# DESCRIPTION OF THE TASK:
Pick out and copy every line below that has the word "text".

# Dataset entries:

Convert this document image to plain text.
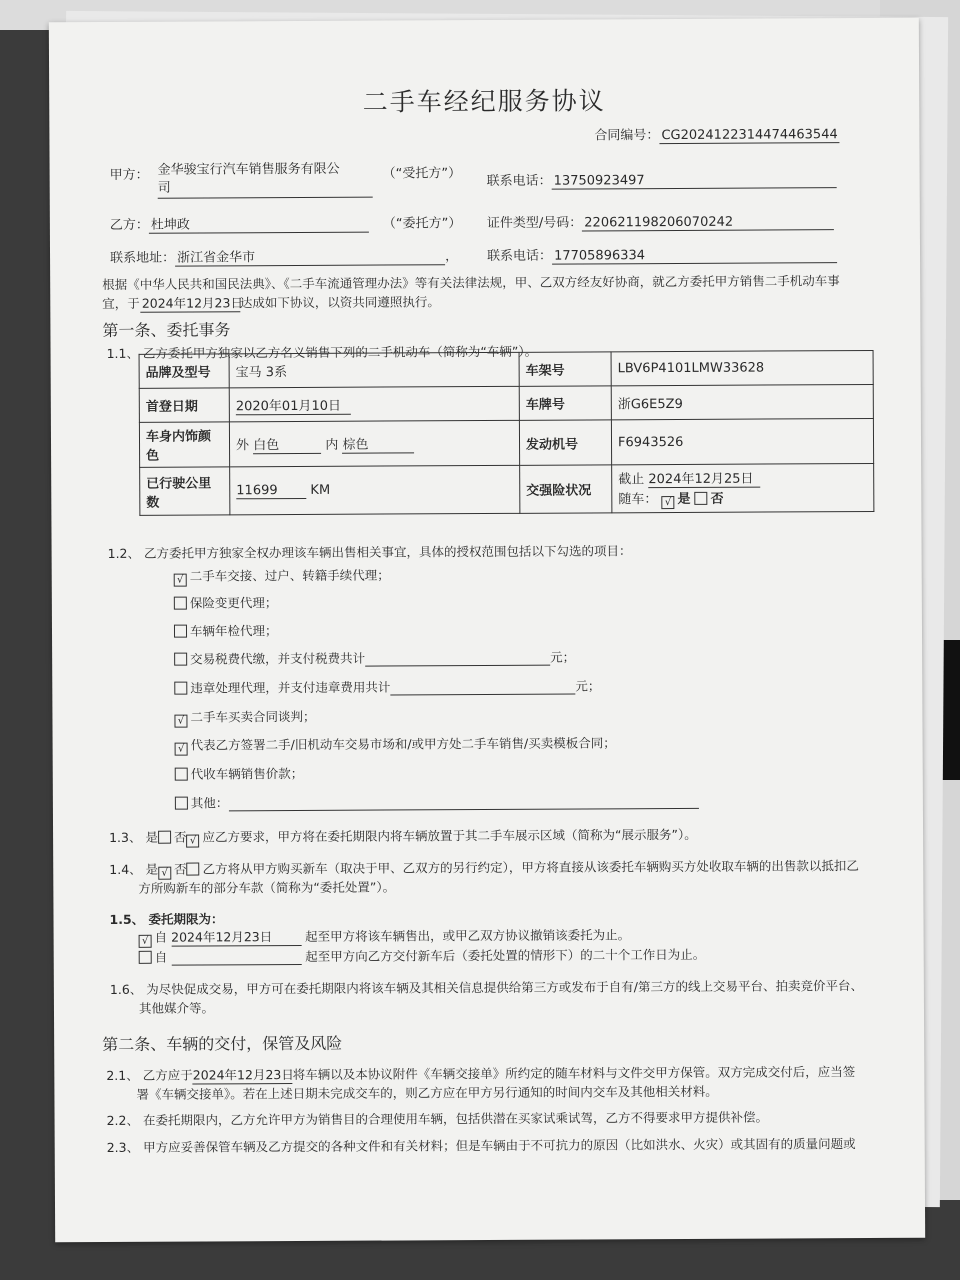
二手车经纪服务协议
合同编号： CG2024122314474463544
甲方： 金华骏宝行汽车销售服务有限公
司
（“受托方”） 联系电话： 13750923497
乙方： 杜坤政	（“委托方”） 证件类型/号码： 220621198206070242
联系地址： 浙江省金华市	， 联系电话： 17705896334
根据《中华人民共和国民法典》、《二手车流通管理办法》等有关法律法规，甲、乙双方经友好协商，就乙方委托甲方销售二手机动车事
宜，于 2024年12月23日达成如下协议，以资共同遵照执行。
第一条、委托事务
1.1、 乙方委托甲方独家以乙方名义销售下列的二手机动车（简称为“车辆”）。
品牌及型号	宝马 3系	车架号	LBV6P4101LMW33628
首登日期	2020年01月10日	车牌号	浙G6E5Z9
车身内饰颜色	外 白色 内 棕色	发动机号	F6943526
已行驶公里数	11699 KM	交强险状况	截止 2024年12月25日
随车： √ 是 否
1.2、 乙方委托甲方独家全权办理该车辆出售相关事宜，具体的授权范围包括以下勾选的项目：
√ 二手车交接、过户、转籍手续代理；
保险变更代理；
车辆年检代理；
交易税费代缴，并支付税费共计	元；
违章处理代理，并支付违章费用共计	元；
√ 二手车买卖合同谈判；
√ 代表乙方签署二手/旧机动车交易市场和/或甲方处二手车销售/买卖模板合同；
代收车辆销售价款；
其他：
1.3、 是 否 √ 应乙方要求，甲方将在委托期限内将车辆放置于其二手车展示区域（简称为“展示服务”）。
1.4、 是 √ 否 乙方将从甲方购买新车（取决于甲、乙双方的另行约定），甲方将直接从该委托车辆购买方处收取车辆的出售款以抵扣乙
方所购新车的部分车款（简称为“委托处置”）。
1.5、 委托期限为：
√ 自 2024年12月23日	起至甲方将该车辆售出，或甲乙双方协议撤销该委托为止。
自	起至甲方向乙方交付新车后（委托处置的情形下）的二十个工作日为止。
1.6、 为尽快促成交易，甲方可在委托期限内将该车辆及其相关信息提供给第三方或发布于自有/第三方的线上交易平台、拍卖竞价平台、
其他媒介等。
第二条、车辆的交付，保管及风险
2.1、 乙方应于2024年12月23日将车辆以及本协议附件《车辆交接单》所约定的随车材料与文件交甲方保管。双方完成交付后，应当签
署《车辆交接单》。若在上述日期未完成交车的，则乙方应在甲方另行通知的时间内交车及其他相关材料。
2.2、 在委托期限内，乙方允许甲方为销售目的合理使用车辆，包括供潜在买家试乘试驾，乙方不得要求甲方提供补偿。
2.3、 甲方应妥善保管车辆及乙方提交的各种文件和有关材料；但是车辆由于不可抗力的原因（比如洪水、火灾）或其固有的质量问题或
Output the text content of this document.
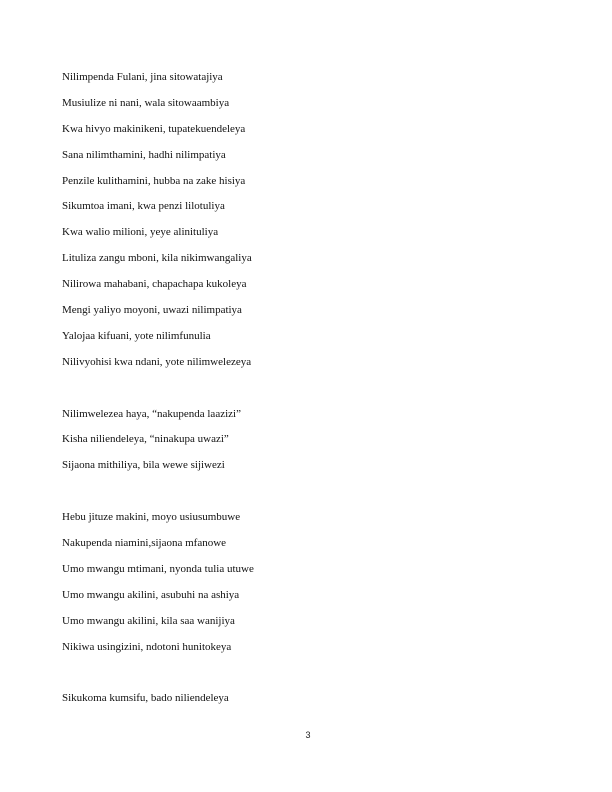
Nilimpenda Fulani, jina sitowatajiya
Musiulize ni nani, wala sitowaambiya
Kwa hivyo makinikeni, tupatekuendeleya
Sana nilimthamini, hadhi nilimpatiya
Penzile kulithamini, hubba na zake hisiya
Sikumtoa imani, kwa penzi lilotuliya
Kwa walio milioni, yeye alinituliya
Lituliza zangu mboni, kila nikimwangaliya
Nilirowa mahabani, chapachapa kukoleya
Mengi yaliyo moyoni, uwazi nilimpatiya
Yalojaa kifuani, yote nilimfunulia
Nilivyohisi kwa ndani, yote nilimwelezeya
Nilimwelezea haya, “nakupenda laazizi”
Kisha niliendeleya, “ninakupa uwazi”
Sijaona mithiliya, bila wewe sijiwezi
Hebu jituze makini, moyo usiusumbuwe
Nakupenda niamini,sijaona mfanowe
Umo mwangu mtimani, nyonda tulia utuwe
Umo mwangu akilini, asubuhi na ashiya
Umo mwangu akilini, kila saa wanijiya
Nikiwa usingizini, ndotoni hunitokeya
Sikukoma kumsifu, bado niliendeleya
3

# EXERCISE SOLUTION:
Convert this document image to plain text.
Output the text content of this document.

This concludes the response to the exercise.